= Given exercise =
Output all the material that follows, exactly as given.

+++ Data to process +++

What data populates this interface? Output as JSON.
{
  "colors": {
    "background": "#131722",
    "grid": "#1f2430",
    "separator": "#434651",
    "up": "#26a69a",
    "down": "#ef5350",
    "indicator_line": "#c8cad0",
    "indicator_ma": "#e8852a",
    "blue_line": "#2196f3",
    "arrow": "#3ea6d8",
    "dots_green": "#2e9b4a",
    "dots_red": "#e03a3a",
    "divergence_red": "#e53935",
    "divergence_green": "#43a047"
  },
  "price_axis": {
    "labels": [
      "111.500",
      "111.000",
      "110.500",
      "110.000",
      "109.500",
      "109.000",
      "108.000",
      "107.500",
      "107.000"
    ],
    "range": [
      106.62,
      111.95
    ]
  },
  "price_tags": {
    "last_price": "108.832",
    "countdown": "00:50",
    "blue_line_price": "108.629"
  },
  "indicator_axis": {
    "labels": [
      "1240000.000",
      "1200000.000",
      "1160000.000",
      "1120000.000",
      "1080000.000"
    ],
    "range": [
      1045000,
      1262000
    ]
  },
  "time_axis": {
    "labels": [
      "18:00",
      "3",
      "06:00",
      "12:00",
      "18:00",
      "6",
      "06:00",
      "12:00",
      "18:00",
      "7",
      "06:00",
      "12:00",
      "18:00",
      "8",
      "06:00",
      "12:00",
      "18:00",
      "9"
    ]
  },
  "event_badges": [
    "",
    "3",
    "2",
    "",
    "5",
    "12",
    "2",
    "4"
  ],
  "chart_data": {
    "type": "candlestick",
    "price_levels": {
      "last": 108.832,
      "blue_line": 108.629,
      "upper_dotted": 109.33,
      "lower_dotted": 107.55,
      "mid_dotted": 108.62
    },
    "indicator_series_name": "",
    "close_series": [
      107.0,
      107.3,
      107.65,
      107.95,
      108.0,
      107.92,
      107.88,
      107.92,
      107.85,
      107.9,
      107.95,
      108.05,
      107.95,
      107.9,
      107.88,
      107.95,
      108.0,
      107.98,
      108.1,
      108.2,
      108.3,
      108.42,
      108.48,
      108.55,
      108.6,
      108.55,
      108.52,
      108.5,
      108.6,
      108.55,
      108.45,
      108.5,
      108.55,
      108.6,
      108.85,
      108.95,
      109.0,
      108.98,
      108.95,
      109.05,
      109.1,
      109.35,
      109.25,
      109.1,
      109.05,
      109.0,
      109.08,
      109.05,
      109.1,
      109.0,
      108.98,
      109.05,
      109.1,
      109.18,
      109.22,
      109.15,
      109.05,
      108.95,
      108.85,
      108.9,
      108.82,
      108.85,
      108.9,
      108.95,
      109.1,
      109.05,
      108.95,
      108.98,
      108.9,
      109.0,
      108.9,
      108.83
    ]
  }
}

+++

= Full response =
What data populates this interface? Output as JSON.
{
  "colors": {
    "background": "#131722",
    "grid": "#1f2430",
    "separator": "#434651",
    "up": "#26a69a",
    "down": "#ef5350",
    "indicator_line": "#c8cad0",
    "indicator_ma": "#e8852a",
    "blue_line": "#2196f3",
    "arrow": "#3ea6d8",
    "dots_green": "#2e9b4a",
    "dots_red": "#e03a3a",
    "divergence_red": "#e53935",
    "divergence_green": "#43a047"
  },
  "price_axis": {
    "labels": [
      "111.500",
      "111.000",
      "110.500",
      "110.000",
      "109.500",
      "109.000",
      "108.000",
      "107.500",
      "107.000"
    ],
    "range": [
      106.62,
      111.95
    ]
  },
  "price_tags": {
    "last_price": "108.832",
    "countdown": "00:50",
    "blue_line_price": "108.629"
  },
  "indicator_axis": {
    "labels": [
      "1240000.000",
      "1200000.000",
      "1160000.000",
      "1120000.000",
      "1080000.000"
    ],
    "range": [
      1045000,
      1262000
    ]
  },
  "time_axis": {
    "labels": [
      "18:00",
      "3",
      "06:00",
      "12:00",
      "18:00",
      "6",
      "06:00",
      "12:00",
      "18:00",
      "7",
      "06:00",
      "12:00",
      "18:00",
      "8",
      "06:00",
      "12:00",
      "18:00",
      "9"
    ]
  },
  "event_badges": [
    "",
    "3",
    "2",
    "",
    "5",
    "12",
    "2",
    "4"
  ],
  "chart_data": {
    "type": "candlestick",
    "price_levels": {
      "last": 108.832,
      "blue_line": 108.629,
      "upper_dotted": 109.33,
      "lower_dotted": 107.55,
      "mid_dotted": 108.62
    },
    "indicator_series_name": "",
    "close_series": [
      107.0,
      107.3,
      107.65,
      107.95,
      108.0,
      107.92,
      107.88,
      107.92,
      107.85,
      107.9,
      107.95,
      108.05,
      107.95,
      107.9,
      107.88,
      107.95,
      108.0,
      107.98,
      108.1,
      108.2,
      108.3,
      108.42,
      108.48,
      108.55,
      108.6,
      108.55,
      108.52,
      108.5,
      108.6,
      108.55,
      108.45,
      108.5,
      108.55,
      108.6,
      108.85,
      108.95,
      109.0,
      108.98,
      108.95,
      109.05,
      109.1,
      109.35,
      109.25,
      109.1,
      109.05,
      109.0,
      109.08,
      109.05,
      109.1,
      109.0,
      108.98,
      109.05,
      109.1,
      109.18,
      109.22,
      109.15,
      109.05,
      108.95,
      108.85,
      108.9,
      108.82,
      108.85,
      108.9,
      108.95,
      109.1,
      109.05,
      108.95,
      108.98,
      108.9,
      109.0,
      108.9,
      108.83
    ]
  }
}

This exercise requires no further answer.